::: RECORDED DATA :::

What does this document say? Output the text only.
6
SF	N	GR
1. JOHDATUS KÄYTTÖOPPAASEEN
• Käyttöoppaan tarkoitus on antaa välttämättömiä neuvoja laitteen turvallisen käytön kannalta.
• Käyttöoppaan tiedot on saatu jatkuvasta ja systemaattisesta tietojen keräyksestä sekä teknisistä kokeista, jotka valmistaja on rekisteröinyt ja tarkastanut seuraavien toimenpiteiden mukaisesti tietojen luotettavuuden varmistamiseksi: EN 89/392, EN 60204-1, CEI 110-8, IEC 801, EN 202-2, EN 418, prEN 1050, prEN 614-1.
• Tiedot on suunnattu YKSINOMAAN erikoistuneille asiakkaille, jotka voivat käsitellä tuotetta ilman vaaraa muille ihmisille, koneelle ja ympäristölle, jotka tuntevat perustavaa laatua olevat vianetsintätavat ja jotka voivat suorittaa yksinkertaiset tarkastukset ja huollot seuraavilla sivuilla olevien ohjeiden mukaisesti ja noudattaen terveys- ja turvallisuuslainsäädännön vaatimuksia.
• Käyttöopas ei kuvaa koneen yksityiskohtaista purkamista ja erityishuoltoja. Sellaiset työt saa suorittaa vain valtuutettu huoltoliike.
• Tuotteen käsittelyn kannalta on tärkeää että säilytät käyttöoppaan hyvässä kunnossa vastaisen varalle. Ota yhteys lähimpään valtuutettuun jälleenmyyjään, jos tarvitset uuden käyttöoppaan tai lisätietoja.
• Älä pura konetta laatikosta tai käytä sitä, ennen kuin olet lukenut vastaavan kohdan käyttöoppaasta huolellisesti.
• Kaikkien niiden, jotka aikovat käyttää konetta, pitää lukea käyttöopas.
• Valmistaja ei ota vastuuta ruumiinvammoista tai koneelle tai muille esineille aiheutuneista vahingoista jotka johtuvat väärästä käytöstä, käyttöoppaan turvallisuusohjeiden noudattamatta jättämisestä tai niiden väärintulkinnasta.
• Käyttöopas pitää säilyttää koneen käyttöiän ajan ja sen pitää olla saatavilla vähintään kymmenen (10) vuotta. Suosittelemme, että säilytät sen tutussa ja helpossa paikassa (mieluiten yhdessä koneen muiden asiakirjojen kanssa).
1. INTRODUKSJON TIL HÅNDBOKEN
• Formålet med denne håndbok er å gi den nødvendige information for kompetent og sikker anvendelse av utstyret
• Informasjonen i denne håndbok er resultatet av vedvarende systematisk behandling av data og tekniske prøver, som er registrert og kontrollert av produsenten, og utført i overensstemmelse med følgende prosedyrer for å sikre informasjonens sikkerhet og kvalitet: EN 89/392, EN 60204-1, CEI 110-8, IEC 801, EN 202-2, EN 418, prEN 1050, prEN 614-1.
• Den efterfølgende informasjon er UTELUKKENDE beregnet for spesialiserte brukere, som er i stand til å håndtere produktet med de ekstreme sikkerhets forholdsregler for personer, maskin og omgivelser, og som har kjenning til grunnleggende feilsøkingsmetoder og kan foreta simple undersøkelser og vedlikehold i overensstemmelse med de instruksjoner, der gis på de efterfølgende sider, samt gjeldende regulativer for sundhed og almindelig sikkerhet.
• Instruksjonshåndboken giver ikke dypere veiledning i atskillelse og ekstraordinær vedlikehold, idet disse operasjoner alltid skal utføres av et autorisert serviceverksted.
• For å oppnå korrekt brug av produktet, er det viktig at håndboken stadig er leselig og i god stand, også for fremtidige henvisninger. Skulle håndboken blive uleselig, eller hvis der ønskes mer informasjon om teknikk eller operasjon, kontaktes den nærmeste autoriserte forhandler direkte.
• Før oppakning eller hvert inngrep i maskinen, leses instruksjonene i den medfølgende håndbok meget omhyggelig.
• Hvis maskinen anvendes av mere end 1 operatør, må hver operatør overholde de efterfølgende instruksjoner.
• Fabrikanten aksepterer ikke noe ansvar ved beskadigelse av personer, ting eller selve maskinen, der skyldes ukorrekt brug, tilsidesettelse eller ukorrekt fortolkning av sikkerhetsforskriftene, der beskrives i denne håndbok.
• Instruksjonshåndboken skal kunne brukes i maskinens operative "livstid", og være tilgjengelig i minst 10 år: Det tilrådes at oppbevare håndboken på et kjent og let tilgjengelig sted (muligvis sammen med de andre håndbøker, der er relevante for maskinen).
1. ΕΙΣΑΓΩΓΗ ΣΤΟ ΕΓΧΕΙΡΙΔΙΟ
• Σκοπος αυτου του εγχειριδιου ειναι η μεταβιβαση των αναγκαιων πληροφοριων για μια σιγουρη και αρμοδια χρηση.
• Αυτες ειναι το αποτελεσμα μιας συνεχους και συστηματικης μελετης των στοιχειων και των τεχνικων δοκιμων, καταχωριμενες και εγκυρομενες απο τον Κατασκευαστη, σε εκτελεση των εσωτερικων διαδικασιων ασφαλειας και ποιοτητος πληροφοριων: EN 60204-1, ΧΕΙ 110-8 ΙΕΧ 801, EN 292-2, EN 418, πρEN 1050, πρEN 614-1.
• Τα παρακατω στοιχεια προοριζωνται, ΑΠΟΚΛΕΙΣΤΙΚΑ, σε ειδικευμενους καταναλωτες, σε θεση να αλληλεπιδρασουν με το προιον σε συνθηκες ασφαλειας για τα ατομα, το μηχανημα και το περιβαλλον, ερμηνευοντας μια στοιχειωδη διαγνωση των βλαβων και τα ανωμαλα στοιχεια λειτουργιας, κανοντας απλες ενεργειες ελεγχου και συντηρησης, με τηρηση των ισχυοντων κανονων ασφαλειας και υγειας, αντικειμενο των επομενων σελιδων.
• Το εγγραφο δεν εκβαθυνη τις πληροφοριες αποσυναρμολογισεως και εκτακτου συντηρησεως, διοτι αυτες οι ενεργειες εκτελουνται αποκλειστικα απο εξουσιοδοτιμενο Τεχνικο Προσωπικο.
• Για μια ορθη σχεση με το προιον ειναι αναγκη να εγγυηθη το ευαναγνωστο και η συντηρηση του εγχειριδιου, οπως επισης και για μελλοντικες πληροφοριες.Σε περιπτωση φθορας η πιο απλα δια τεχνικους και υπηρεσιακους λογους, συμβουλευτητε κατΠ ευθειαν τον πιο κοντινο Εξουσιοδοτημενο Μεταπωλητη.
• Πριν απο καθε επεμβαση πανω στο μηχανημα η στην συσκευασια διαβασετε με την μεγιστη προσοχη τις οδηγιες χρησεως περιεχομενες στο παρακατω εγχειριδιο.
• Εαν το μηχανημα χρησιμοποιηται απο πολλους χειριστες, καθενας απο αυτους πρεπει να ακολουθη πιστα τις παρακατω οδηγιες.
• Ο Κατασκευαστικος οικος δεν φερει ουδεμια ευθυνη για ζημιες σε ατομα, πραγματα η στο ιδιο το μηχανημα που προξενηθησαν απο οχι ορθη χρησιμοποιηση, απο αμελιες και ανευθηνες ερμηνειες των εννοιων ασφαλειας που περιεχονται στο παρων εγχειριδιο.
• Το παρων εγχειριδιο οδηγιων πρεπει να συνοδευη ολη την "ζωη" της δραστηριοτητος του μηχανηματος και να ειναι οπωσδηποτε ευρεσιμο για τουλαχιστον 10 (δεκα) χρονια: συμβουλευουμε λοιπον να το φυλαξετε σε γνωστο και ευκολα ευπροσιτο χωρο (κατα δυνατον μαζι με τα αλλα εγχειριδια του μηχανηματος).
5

:::

TO BE DONE —
Search the data above for the string "kannalta" and copy each line that has it.

EXERCISE ANSWER —
• Käyttöoppaan tarkoitus on antaa välttämättömiä neuvoja laitteen turvallisen käytön kannalta.
• Tuotteen käsittelyn kannalta on tärkeää että säilytät käyttöoppaan hyvässä kunnossa vastaisen varalle. Ota yhteys lähimpään valtuutettuun jälleenmyyjään, jos tarvitset uuden käyttöoppaan tai lisätietoja.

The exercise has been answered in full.